[Dataset listings of figures]
════════
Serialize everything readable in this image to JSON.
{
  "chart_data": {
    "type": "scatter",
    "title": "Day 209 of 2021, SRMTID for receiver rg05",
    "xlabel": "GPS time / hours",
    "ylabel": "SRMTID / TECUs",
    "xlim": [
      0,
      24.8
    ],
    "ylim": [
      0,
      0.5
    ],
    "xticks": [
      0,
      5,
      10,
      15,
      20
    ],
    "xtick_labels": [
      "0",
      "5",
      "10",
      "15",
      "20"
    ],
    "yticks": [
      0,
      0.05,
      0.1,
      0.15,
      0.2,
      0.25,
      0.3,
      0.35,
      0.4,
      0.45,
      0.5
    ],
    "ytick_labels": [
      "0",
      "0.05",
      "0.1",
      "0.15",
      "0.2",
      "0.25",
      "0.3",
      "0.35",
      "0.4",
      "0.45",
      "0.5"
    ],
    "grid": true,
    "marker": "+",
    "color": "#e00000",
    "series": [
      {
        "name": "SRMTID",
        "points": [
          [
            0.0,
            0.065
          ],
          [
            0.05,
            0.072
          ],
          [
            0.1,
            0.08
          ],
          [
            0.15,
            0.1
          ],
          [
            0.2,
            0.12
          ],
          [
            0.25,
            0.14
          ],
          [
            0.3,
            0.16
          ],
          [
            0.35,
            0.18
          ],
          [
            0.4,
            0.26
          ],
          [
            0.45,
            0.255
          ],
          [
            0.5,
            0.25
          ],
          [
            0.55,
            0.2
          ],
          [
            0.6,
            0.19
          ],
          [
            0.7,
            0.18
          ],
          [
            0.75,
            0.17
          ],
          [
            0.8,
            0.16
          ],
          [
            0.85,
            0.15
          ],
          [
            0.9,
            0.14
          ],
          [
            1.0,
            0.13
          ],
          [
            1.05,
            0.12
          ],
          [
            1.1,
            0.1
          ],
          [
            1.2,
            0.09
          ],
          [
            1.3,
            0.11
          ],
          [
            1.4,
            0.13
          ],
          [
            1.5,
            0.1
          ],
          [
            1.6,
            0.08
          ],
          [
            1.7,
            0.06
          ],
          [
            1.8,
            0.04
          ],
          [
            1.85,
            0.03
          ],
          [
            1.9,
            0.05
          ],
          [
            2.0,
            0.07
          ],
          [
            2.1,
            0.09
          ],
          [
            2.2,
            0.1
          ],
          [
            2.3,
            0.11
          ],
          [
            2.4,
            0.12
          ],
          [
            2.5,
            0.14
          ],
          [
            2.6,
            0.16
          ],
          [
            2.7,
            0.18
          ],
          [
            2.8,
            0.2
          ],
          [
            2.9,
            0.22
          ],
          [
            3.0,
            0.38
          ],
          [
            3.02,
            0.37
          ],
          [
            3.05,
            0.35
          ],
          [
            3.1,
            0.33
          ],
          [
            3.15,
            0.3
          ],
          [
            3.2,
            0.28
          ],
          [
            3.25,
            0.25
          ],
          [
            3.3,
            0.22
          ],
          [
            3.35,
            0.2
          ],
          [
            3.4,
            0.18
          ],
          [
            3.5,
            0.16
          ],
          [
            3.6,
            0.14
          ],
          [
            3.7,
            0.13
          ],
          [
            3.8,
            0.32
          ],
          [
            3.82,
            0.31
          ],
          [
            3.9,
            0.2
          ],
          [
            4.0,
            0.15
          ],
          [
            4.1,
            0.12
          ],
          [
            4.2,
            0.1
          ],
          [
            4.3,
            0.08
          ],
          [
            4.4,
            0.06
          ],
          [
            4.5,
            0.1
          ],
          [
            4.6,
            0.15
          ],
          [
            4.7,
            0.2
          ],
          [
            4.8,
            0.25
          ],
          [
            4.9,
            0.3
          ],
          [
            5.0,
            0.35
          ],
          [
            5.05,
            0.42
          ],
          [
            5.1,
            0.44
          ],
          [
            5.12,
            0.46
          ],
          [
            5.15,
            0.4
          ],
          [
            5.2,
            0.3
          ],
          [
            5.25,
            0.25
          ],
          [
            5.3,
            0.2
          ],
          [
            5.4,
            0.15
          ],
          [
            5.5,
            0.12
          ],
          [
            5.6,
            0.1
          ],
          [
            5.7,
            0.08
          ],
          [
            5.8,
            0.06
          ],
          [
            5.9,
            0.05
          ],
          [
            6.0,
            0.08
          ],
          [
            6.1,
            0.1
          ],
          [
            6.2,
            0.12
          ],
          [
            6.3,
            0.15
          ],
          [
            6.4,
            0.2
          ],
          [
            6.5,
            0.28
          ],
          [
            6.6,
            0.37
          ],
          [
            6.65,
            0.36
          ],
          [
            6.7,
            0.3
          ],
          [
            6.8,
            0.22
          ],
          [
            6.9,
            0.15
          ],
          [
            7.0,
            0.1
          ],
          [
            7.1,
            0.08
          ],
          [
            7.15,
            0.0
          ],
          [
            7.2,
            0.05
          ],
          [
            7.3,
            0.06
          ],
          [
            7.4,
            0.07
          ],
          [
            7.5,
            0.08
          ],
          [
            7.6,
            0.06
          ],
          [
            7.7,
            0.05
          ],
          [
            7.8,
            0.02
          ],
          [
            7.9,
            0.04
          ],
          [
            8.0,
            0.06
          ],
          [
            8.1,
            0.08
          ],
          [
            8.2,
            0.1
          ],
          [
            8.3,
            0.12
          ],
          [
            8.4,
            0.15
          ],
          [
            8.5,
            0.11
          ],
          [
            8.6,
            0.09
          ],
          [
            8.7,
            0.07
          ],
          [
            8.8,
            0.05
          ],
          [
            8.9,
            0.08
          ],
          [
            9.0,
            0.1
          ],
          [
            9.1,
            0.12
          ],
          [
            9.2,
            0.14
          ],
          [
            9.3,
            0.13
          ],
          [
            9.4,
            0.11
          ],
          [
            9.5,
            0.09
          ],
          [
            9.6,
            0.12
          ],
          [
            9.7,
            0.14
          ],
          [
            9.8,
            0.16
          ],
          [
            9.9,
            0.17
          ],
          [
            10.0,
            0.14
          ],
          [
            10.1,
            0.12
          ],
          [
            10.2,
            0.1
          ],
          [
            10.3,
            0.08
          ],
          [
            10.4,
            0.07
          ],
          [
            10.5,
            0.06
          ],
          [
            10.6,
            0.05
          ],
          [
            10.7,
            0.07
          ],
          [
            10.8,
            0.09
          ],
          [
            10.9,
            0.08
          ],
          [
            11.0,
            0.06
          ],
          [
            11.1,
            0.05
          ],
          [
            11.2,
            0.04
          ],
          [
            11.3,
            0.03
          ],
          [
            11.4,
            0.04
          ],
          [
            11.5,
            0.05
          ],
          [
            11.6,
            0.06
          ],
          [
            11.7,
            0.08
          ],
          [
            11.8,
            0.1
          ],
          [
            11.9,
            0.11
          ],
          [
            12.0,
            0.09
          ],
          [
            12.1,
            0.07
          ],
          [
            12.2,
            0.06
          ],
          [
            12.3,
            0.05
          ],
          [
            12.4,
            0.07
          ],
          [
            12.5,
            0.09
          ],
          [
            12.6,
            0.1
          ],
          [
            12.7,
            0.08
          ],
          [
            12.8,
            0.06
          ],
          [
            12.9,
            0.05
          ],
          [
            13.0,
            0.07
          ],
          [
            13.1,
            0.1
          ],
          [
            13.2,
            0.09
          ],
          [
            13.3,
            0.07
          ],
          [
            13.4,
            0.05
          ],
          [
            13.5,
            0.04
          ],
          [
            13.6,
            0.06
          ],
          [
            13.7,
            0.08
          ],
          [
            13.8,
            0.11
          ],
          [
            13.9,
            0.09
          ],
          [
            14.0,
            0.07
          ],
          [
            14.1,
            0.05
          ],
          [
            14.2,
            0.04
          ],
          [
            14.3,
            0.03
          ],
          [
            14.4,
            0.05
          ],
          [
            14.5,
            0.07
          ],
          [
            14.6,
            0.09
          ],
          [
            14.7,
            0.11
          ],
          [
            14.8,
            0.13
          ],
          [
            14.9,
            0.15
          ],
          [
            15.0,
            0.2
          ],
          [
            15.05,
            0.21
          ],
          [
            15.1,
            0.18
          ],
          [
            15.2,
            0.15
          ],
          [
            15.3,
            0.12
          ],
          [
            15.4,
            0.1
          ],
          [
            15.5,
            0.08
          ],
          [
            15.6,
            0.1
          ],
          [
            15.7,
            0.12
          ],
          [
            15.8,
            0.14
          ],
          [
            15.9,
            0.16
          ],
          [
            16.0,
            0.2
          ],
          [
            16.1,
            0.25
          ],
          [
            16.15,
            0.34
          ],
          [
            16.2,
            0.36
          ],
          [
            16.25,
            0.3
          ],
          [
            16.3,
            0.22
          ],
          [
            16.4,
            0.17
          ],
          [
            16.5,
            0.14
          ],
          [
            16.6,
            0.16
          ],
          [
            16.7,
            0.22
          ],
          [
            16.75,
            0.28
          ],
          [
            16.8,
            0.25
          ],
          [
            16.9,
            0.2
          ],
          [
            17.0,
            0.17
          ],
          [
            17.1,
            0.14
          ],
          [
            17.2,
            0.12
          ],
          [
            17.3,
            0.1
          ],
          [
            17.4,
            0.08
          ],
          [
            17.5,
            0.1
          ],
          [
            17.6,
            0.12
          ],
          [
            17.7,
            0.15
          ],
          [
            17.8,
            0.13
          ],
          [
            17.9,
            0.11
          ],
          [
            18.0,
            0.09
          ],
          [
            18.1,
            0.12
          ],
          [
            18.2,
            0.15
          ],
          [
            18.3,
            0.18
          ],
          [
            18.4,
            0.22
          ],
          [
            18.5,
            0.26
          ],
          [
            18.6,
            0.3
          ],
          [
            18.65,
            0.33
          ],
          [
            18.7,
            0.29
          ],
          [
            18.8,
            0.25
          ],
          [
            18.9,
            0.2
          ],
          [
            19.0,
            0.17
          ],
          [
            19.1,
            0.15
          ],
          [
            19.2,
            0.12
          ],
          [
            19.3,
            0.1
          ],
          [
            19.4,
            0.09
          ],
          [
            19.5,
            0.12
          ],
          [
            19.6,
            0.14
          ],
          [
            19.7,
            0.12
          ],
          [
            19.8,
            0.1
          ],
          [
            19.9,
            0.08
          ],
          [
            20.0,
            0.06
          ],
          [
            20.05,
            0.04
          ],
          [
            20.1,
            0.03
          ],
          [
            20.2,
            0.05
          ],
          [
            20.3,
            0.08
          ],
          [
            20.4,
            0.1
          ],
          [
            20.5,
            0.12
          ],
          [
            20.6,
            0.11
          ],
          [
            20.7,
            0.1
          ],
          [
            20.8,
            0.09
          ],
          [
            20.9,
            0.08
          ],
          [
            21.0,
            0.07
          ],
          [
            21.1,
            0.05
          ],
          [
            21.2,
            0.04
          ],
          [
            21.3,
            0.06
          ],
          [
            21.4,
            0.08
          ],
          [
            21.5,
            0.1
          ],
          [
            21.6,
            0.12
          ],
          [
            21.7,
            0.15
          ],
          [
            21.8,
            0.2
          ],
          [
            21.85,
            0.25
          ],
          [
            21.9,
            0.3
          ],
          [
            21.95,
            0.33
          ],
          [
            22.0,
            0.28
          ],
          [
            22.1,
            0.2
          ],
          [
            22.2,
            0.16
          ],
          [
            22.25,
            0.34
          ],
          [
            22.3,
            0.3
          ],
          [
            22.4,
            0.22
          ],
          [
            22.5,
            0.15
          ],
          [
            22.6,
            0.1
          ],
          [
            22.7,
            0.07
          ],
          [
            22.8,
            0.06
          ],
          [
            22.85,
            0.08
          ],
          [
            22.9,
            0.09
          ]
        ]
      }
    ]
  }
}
════════
Report how many lines of the listing hold the word "SRMTID", with nothing but the number.

3